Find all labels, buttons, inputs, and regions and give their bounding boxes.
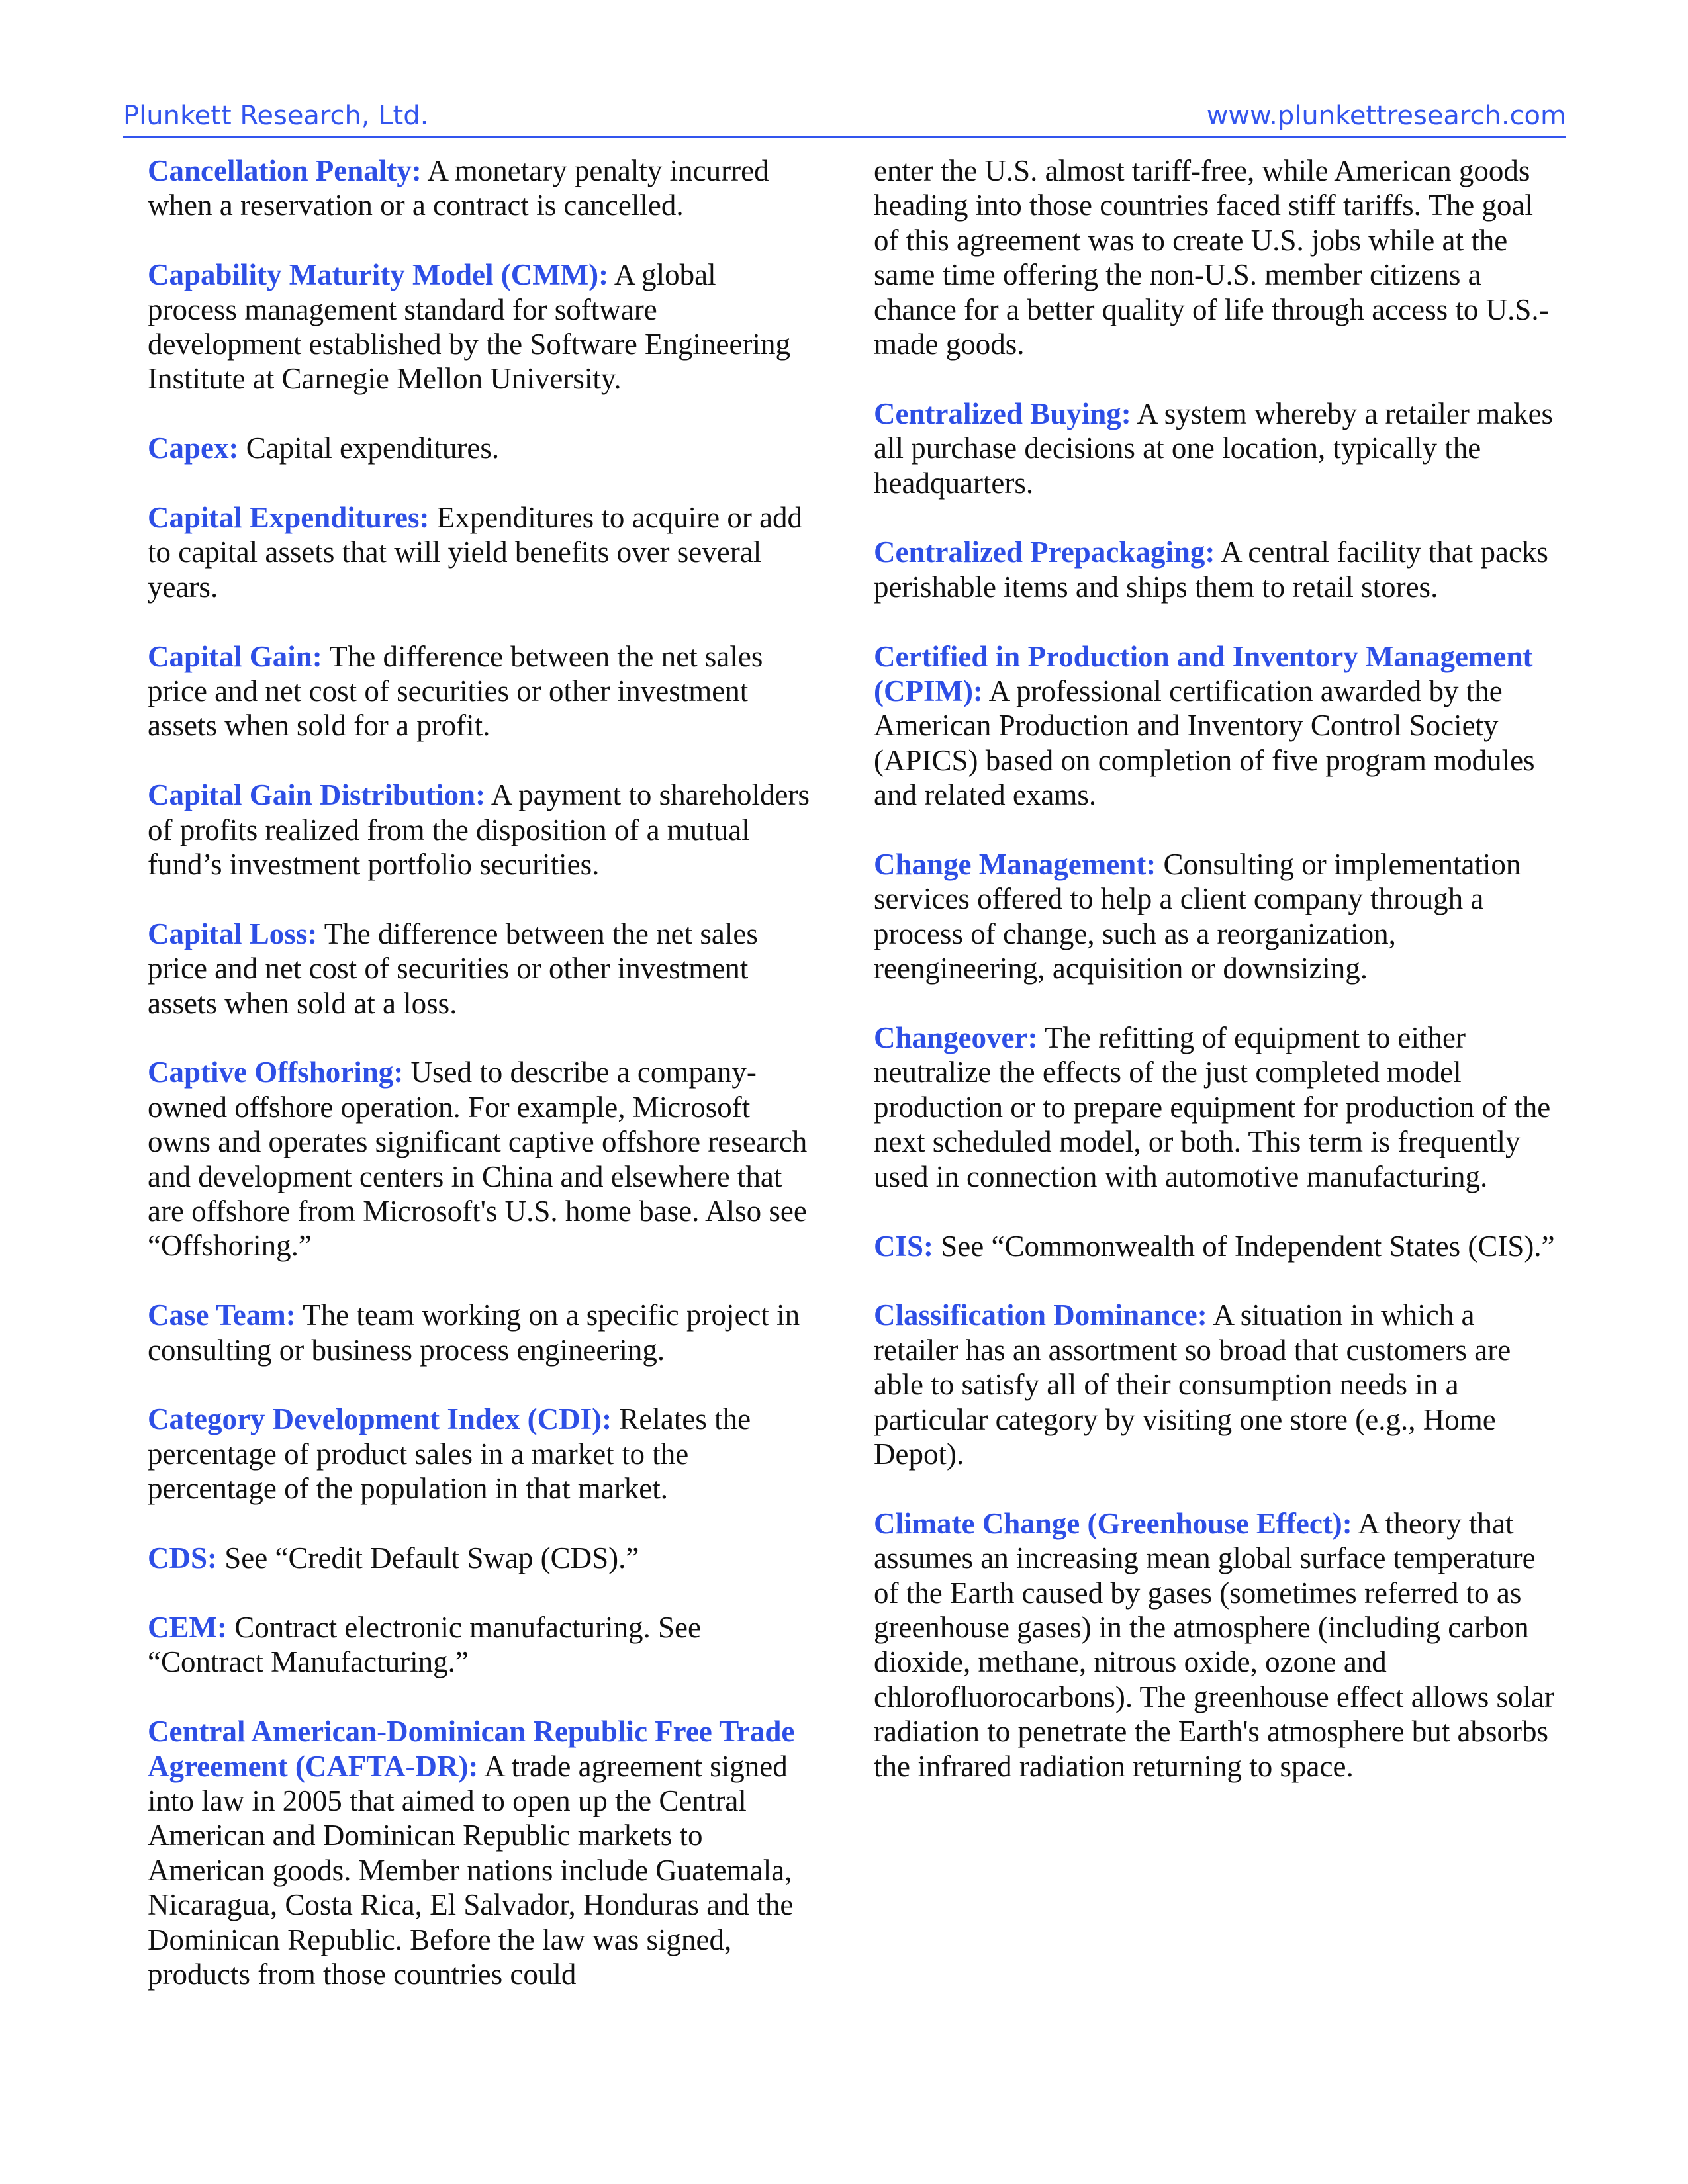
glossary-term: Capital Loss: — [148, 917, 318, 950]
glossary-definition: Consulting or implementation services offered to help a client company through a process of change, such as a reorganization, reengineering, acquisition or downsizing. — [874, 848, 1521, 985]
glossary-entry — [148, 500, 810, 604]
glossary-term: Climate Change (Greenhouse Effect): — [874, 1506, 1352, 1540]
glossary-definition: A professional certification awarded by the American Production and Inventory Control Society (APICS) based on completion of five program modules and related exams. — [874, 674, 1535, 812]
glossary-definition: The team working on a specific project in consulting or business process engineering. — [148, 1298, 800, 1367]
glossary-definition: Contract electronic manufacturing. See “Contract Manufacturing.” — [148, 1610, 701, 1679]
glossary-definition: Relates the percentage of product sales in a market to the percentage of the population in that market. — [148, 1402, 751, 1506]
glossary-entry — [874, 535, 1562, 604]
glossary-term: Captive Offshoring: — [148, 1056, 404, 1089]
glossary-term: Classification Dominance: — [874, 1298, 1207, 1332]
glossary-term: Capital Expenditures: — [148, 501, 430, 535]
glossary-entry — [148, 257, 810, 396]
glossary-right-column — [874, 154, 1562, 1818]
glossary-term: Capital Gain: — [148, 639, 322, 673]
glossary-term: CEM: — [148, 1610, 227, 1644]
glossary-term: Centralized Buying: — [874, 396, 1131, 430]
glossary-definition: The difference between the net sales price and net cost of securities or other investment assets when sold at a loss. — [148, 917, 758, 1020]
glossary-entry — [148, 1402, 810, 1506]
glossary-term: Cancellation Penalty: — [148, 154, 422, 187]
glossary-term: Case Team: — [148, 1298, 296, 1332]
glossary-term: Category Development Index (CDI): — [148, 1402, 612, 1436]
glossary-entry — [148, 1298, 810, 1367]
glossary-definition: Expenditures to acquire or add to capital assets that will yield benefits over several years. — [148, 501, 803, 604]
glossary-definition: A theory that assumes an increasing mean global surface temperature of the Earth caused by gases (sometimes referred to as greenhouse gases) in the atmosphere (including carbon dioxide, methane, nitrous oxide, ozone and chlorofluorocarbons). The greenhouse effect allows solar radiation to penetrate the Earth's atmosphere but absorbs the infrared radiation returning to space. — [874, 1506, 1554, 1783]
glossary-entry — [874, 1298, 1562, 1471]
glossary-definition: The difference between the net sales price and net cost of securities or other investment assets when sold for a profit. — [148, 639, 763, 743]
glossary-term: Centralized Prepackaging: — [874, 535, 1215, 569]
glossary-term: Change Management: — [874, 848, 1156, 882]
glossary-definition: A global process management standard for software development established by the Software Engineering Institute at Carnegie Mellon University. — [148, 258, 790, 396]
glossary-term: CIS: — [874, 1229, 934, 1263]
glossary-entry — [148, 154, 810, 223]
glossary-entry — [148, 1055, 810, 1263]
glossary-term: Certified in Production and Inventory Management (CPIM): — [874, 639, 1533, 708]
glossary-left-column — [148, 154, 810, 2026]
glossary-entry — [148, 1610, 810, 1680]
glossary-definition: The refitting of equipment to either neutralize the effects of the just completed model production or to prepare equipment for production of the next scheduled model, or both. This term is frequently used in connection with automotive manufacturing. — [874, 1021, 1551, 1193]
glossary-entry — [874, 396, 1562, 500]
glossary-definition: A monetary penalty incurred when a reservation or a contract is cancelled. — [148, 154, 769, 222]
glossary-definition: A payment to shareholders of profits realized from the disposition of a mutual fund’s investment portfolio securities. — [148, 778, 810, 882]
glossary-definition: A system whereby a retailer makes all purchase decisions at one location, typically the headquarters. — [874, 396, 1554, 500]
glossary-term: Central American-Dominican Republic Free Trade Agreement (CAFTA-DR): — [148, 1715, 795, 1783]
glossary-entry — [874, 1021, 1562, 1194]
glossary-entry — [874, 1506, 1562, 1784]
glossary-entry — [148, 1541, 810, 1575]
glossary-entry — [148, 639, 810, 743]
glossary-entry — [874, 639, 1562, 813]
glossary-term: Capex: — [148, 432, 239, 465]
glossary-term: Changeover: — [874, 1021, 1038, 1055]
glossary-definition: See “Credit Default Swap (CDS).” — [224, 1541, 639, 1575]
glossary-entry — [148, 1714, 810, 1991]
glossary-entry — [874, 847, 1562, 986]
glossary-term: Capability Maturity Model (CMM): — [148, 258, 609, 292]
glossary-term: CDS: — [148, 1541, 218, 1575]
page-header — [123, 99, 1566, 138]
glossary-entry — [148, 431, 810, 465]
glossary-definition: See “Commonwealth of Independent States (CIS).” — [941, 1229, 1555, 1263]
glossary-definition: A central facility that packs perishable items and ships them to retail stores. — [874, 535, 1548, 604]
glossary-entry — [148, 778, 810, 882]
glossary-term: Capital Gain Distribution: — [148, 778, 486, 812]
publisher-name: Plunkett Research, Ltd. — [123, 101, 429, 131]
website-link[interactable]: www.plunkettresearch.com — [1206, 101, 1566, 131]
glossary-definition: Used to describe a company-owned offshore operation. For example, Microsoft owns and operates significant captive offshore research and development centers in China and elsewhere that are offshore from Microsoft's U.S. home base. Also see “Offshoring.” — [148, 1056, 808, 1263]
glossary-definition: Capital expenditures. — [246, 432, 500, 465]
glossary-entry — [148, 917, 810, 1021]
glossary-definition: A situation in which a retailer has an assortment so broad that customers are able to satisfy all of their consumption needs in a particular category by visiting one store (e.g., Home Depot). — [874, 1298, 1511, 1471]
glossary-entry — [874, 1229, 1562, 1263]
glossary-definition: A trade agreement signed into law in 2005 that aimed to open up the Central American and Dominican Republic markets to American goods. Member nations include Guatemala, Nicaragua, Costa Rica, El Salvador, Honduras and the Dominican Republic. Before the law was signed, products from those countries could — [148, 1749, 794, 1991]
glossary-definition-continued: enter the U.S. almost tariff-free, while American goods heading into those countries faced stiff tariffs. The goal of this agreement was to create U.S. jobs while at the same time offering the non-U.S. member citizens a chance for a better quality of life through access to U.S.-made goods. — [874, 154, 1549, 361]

——————

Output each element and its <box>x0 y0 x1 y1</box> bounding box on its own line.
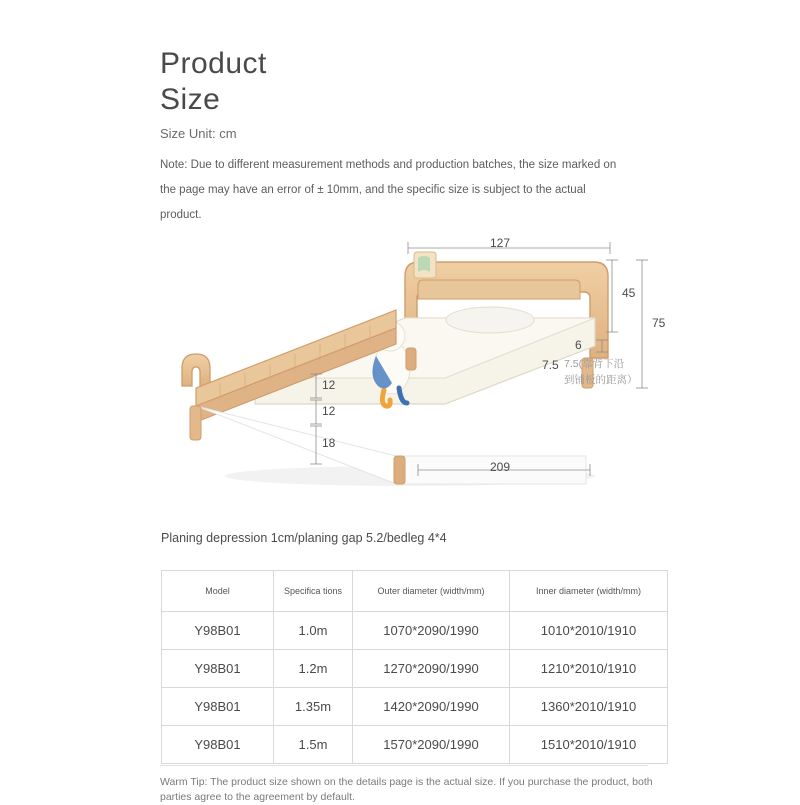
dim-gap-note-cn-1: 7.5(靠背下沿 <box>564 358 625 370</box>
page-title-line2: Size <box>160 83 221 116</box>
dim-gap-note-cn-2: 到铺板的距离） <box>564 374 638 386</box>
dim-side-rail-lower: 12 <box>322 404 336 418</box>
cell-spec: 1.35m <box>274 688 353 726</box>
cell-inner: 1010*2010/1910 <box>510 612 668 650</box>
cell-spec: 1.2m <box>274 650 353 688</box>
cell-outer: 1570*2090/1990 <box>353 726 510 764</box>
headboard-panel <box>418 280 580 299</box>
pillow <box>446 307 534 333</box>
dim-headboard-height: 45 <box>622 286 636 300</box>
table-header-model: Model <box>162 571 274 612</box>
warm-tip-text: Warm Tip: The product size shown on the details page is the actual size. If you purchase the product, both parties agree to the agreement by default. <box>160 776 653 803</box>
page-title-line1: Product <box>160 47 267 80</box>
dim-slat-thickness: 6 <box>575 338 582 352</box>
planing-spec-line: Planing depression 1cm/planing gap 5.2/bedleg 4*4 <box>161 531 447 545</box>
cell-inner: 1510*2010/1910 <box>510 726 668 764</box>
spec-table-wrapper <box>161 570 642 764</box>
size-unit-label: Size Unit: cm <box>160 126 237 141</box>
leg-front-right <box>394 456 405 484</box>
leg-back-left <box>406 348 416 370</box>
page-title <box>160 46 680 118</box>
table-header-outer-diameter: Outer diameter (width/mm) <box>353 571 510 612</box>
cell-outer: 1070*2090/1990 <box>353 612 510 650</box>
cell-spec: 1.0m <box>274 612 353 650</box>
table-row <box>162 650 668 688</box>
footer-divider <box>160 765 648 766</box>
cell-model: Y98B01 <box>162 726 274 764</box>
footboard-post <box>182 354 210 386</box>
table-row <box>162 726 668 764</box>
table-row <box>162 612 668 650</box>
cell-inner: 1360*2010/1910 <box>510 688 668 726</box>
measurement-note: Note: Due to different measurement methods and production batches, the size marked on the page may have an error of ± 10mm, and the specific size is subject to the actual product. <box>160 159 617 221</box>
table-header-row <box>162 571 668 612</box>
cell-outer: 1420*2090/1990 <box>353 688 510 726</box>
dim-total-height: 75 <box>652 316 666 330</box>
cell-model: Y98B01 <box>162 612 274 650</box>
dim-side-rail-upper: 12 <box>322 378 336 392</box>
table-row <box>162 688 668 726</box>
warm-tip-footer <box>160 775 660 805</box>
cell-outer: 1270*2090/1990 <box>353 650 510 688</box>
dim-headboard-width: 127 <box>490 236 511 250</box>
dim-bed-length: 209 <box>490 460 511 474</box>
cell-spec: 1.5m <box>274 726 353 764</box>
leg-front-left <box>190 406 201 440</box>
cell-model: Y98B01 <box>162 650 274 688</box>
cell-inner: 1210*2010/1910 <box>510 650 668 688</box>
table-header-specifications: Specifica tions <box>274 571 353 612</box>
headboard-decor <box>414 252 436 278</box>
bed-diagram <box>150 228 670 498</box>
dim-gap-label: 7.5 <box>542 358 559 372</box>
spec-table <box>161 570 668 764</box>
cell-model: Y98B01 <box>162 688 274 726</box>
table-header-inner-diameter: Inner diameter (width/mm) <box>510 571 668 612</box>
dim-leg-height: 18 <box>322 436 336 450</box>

——————

→ **EXERCISE GOAL**: Give the lines from the one containing "glossary-term: Capital Loss: —" through the one containing "glossary-entry — [148, 1298, 810, 1367]", both included, as a Markdown table with the columns Row and Line. Skip any blank lines.

→ **ANSWER BELOW**:
| Row | Line |
|---|---|
| 1 | glossary-term: Capital Loss: — [148, 917, 318, 950] |
| 2 | glossary-definition: Consulting or implementation services offered to help a client company through a process of change, such as a reorganization, reengineering, acquisition or downsizing. — [874, 848, 1521, 985] |
| 3 | glossary-entry — [148, 500, 810, 604] |
| 4 | glossary-term: Climate Change (Greenhouse Effect): — [874, 1506, 1352, 1540] |
| 5 | glossary-definition: A professional certification awarded by the American Production and Inventory Control Society (APICS) based on completion of five program modules and related exams. — [874, 674, 1535, 812] |
| 6 | glossary-definition: The team working on a specific project in consulting or business process engineering. — [148, 1298, 800, 1367] |
| 7 | glossary-definition: Contract electronic manufacturing. See “Contract Manufacturing.” — [148, 1610, 701, 1679] |
| 8 | glossary-definition: Relates the percentage of product sales in a market to the percentage of the population in that market. — [148, 1402, 751, 1506] |
| 9 | glossary-entry — [874, 535, 1562, 604] |
| 10 | glossary-term: Captive Offshoring: — [148, 1056, 404, 1089] |
| 11 | glossary-term: Classification Dominance: — [874, 1298, 1207, 1332] |
| 12 | glossary-term: Capital Expenditures: — [148, 501, 430, 535] |
| 13 | glossary-entry — [148, 257, 810, 396] |
| 14 | glossary-right-column — [874, 154, 1562, 1818] |
| 15 | glossary-term: Capital Gain: — [148, 639, 322, 673] |
| 16 | glossary-term: CEM: — [148, 1610, 227, 1644] |
| 17 | glossary-term: Centralized Buying: — [874, 396, 1131, 430] |
| 18 | glossary-definition: The difference between the net sales price and net cost of securities or other investment assets when sold at a loss. — [148, 917, 758, 1020] |
| 19 | glossary-entry — [148, 1402, 810, 1506] |
| 20 | glossary-term: Cancellation Penalty: — [148, 154, 422, 187] |
| 21 | glossary-term: Case Team: — [148, 1298, 296, 1332] |
| 22 | glossary-term: Category Development Index (CDI): — [148, 1402, 612, 1436] |
| 23 | glossary-entry — [148, 1298, 810, 1367] |